** start of INFORMATION SHOWN **
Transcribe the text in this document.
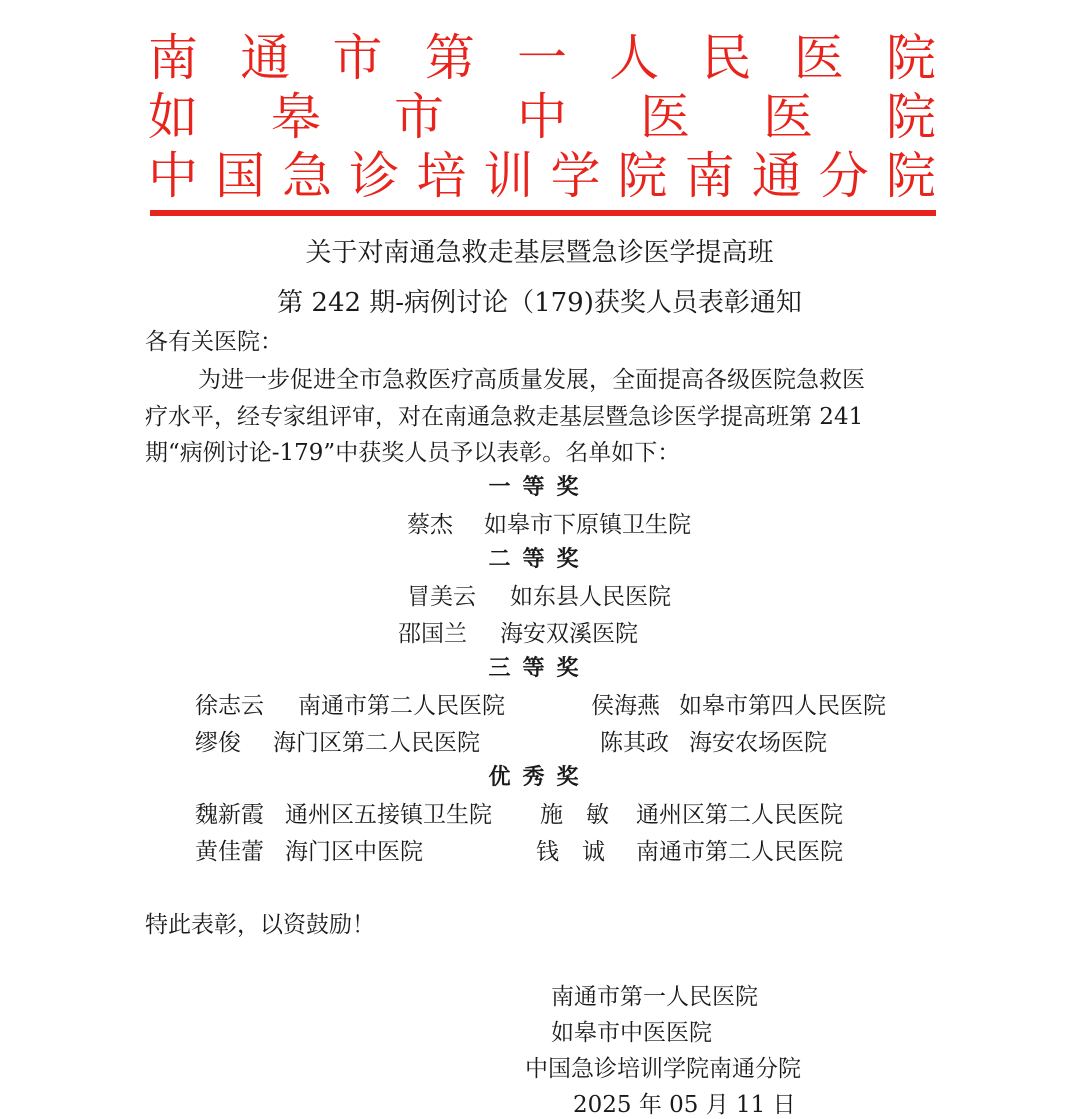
南 通 市 第 一 人 民 医 院
如 皋 市 中 医 医 院
中 国 急 诊 培 训 学 院 南 通 分 院
关于对南通急救走基层暨急诊医学提高班
第 242 期-病例讨论（179)获奖人员表彰通知
各有关医院：
为进一步促进全市急救医疗高质量发展，全面提高各级医院急救医
疗水平，经专家组评审，对在南通急救走基层暨急诊医学提高班第 241
期“病例讨论-179”中获奖人员予以表彰。名单如下：
一等奖
蔡杰 如皋市下原镇卫生院
二等奖
冒美云 如东县人民医院
邵国兰 海安双溪医院
三等奖
徐志云 南通市第二人民医院	侯海燕 如皋市第四人民医院
缪俊 海门区第二人民医院	陈其政 海安农场医院
优秀奖
魏新霞 通州区五接镇卫生院 施　敏 通州区第二人民医院
黄佳蕾 海门区中医院	钱　诚 南通市第二人民医院
特此表彰，以资鼓励！
南通市第一人民医院
如皋市中医医院
中国急诊培训学院南通分院
2025 年 05 月 11 日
** end of INFORMATION SHOWN **
> WHAT IS EXPECTED: Copy every line of the data exactly as written, excluding the pictures.

> FULL OUTPUT:
Transcribe the text in this document.
南 通 市 第 一 人 民 医 院
如 皋 市 中 医 医 院
中 国 急 诊 培 训 学 院 南 通 分 院
关于对南通急救走基层暨急诊医学提高班
第 242 期-病例讨论（179)获奖人员表彰通知
各有关医院：
为进一步促进全市急救医疗高质量发展，全面提高各级医院急救医
疗水平，经专家组评审，对在南通急救走基层暨急诊医学提高班第 241
期“病例讨论-179”中获奖人员予以表彰。名单如下：
一等奖
蔡杰 如皋市下原镇卫生院
二等奖
冒美云 如东县人民医院
邵国兰 海安双溪医院
三等奖
徐志云 南通市第二人民医院	侯海燕 如皋市第四人民医院
缪俊 海门区第二人民医院	陈其政 海安农场医院
优秀奖
魏新霞 通州区五接镇卫生院 施　敏 通州区第二人民医院
黄佳蕾 海门区中医院	钱　诚 南通市第二人民医院
特此表彰，以资鼓励！
南通市第一人民医院
如皋市中医医院
中国急诊培训学院南通分院
2025 年 05 月 11 日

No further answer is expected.